◆ **Your tasks**
A. Answer these questions using the passage on US–China trade:
(i) In what decade did the United States and China end two decades of Cold War isolation?
(ii) What replaced the old dream of plentiful customers in the China market?
(iii) Which four businesspeople does the passage name as instigating a trade revolution?
B. Extend the passage on US–China trade from the point where it ends.

The surprising story of how Cold War foes found common cause in transforming China’s economy into a source of cheap labor, creating the economic interdependence that characterizes our world today.
For centuries, the vastness of the Chinese market tempted foreign companies in search of customers. But in the 1970s, when the United States and China ended two decades of Cold War isolation, China’s trade relations veered in a very different direction. Elizabeth Ingleson shows how the interests of US business and the Chinese state aligned to reframe the China market: the old dream of plentiful customers gave way to a new vision of low-cost workers by the hundreds of millions. In the process, the world’s largest communist state became an indispensable component of global capitalism.
Drawing on Chinese- and English-language sources, including previously unexplored corporate papers, Ingleson traces this transformation to the actions of Chinese policymakers, US diplomats, maverick entrepreneurs, Chinese American traders, and executives from major US corporations including Boeing, Westinghouse, J. C. Penney, and Chase Manhattan Bank. Long before Walmart and Apple came to China, businesspeople such as Veronica Yhap, Han Fanyu, Suzanne Reynolds, and David Rockefeller instigated a trade revolution with lasting consequences. And while China’s economic reorganization was essential to these connections, Ingleson also highlights an underappreciated but crucial element of the convergence: the US corporate push for deindustrialization and its embrace by politicians.

◆ **Material shown**
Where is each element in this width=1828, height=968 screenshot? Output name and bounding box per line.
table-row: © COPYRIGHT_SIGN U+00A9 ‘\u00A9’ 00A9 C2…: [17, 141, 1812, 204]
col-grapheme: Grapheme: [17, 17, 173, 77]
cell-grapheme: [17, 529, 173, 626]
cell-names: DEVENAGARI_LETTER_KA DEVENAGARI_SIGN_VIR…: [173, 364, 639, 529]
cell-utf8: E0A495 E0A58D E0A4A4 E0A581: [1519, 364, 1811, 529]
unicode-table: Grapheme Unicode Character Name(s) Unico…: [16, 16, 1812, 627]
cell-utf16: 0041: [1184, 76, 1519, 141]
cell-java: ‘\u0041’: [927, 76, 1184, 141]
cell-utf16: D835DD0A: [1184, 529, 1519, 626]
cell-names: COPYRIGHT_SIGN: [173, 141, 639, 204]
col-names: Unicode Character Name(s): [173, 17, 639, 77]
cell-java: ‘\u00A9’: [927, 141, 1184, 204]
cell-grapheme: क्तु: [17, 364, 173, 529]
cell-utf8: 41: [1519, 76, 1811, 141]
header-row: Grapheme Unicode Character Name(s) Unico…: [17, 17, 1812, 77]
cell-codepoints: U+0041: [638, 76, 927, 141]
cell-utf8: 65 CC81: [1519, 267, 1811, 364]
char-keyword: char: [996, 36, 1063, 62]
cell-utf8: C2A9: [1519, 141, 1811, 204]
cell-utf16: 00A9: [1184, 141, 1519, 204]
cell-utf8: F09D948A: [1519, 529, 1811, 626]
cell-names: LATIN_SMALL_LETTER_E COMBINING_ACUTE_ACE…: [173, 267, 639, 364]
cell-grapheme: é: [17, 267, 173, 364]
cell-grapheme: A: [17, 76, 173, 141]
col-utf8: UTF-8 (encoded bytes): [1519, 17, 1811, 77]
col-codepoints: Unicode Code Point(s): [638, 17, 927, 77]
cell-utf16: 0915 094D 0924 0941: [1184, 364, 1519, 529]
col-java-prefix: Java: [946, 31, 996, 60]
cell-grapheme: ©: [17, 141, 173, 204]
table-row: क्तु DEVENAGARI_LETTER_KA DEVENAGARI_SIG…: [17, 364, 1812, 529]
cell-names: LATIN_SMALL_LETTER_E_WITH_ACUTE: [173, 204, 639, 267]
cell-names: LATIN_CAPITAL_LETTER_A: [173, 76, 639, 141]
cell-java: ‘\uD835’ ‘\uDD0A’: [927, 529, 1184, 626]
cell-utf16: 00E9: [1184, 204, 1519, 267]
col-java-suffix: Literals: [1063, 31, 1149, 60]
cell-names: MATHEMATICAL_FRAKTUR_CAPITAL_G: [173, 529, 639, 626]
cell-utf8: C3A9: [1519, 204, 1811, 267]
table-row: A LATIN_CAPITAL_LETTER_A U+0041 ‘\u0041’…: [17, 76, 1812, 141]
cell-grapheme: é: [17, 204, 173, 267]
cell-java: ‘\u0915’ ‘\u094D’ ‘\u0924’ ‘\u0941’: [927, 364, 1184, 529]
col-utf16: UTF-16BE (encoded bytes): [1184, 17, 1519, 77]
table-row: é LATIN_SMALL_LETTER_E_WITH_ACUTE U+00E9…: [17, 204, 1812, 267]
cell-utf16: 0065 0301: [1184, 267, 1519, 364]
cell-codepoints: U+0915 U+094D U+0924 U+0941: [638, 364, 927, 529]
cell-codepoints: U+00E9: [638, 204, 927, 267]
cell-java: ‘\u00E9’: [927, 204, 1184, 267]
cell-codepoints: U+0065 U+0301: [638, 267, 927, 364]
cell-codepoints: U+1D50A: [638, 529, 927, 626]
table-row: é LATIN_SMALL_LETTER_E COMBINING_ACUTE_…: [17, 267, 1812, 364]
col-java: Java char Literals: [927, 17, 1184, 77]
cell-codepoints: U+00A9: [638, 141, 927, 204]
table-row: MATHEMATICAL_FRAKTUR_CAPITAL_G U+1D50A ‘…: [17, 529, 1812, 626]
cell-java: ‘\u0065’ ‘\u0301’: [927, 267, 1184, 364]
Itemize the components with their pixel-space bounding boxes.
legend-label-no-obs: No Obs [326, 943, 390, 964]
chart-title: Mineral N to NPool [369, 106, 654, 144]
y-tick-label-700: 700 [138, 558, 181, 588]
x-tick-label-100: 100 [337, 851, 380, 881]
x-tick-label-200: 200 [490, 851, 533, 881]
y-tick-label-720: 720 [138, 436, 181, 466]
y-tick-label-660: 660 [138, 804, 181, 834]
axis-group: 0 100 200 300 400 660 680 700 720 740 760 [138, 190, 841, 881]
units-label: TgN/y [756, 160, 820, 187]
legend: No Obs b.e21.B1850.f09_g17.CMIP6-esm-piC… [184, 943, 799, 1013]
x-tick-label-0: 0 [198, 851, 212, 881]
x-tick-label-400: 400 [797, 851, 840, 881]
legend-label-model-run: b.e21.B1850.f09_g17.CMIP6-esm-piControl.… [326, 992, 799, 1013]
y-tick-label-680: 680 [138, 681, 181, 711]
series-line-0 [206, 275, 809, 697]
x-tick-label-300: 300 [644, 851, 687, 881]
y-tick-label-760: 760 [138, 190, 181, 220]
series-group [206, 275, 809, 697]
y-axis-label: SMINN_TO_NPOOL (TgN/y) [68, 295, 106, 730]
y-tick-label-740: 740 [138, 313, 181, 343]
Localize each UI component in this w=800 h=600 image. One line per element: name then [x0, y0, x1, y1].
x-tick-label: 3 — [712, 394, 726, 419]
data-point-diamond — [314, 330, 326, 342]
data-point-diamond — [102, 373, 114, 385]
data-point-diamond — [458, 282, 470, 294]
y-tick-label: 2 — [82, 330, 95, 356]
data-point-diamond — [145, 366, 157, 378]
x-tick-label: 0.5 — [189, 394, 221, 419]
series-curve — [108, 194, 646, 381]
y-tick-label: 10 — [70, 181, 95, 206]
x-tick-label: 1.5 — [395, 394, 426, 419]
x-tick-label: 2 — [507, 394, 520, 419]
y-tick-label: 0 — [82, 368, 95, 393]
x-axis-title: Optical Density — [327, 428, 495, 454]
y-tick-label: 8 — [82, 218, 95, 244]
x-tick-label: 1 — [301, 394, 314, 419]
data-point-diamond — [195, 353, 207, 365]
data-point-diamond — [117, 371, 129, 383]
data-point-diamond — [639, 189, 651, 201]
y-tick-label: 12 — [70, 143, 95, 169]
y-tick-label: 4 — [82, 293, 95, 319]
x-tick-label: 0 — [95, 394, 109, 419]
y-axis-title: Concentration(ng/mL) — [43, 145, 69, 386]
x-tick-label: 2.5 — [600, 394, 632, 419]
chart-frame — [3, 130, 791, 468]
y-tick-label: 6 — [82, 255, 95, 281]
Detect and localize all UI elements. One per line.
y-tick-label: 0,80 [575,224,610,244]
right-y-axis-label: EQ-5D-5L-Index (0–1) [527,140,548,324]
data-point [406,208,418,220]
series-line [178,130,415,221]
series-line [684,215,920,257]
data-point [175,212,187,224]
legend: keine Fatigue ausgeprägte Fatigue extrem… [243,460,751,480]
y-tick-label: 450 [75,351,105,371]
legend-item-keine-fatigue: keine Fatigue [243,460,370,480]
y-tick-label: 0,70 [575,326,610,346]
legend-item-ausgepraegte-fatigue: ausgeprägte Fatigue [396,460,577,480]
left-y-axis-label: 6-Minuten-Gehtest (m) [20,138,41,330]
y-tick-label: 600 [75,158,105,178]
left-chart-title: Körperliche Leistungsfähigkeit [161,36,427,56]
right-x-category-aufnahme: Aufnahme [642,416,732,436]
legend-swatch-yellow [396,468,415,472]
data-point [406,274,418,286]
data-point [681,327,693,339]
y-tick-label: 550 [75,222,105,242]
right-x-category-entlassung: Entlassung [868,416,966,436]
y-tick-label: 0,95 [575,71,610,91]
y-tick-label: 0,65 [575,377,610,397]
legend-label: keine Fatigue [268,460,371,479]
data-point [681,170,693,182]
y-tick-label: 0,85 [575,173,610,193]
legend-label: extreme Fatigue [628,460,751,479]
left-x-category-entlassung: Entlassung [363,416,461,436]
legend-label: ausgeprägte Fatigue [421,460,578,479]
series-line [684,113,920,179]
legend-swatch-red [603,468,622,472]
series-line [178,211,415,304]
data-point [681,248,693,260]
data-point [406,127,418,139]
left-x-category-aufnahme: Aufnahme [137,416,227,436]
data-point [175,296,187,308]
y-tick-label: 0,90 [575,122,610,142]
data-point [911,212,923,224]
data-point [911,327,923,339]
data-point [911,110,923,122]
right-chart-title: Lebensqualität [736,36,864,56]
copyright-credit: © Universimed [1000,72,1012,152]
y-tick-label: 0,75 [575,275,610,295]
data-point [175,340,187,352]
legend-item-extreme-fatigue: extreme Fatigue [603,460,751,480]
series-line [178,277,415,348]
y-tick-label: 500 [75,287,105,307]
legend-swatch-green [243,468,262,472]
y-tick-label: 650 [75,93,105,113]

◆ **Answer list**
A.
(i) The 1970s.
(ii) A new vision of low-cost workers by the hundreds of millions.
(iii) Veronica Yhap, Han Fanyu, Suzanne Reynolds, and David Rockefeller.

B.
Reexamining two of the most significant transformations of the 1970s—US-China rapprochement and deindustrialization in the United States—Made in China takes bilateral trade back to its faltering, uncertain beginnings, identifying the tectonic shifts in diplomacy, labor, business, and politics in both countries that laid the foundations of today’s globalized economy.
Made in China is the best overview we have of how the United States helped make China the world’s foremost trading power. Ingleson skillfully shows how American needs and Chinese wishes combined to remake global capitalism.
In this original, well-researched book, Ingleson sheds new light on the emergence of US-China trade relations in the 1970s. With sharp analysis and effective storytelling, she shows how labor unions, textile workers, bankers, self-styled ‘China hands,’ and entrepreneurs of various stripes saw China as both an opportunity and a threat. In the process, she expands our understanding of the diverse voices and interests that shaped this pivotal trade relationship.
A compelling work about a period of US-China relations that is receiving increasing attention. From the lifting of the US trade embargo to the first tentative import partnerships to burgeoning manufacturing, Ingleson traces how American business’s view of China transformed from a land of ‘400 million customers’ to one of ‘800 million workers,’ a series of gradual perception shifts that added up to a sea change.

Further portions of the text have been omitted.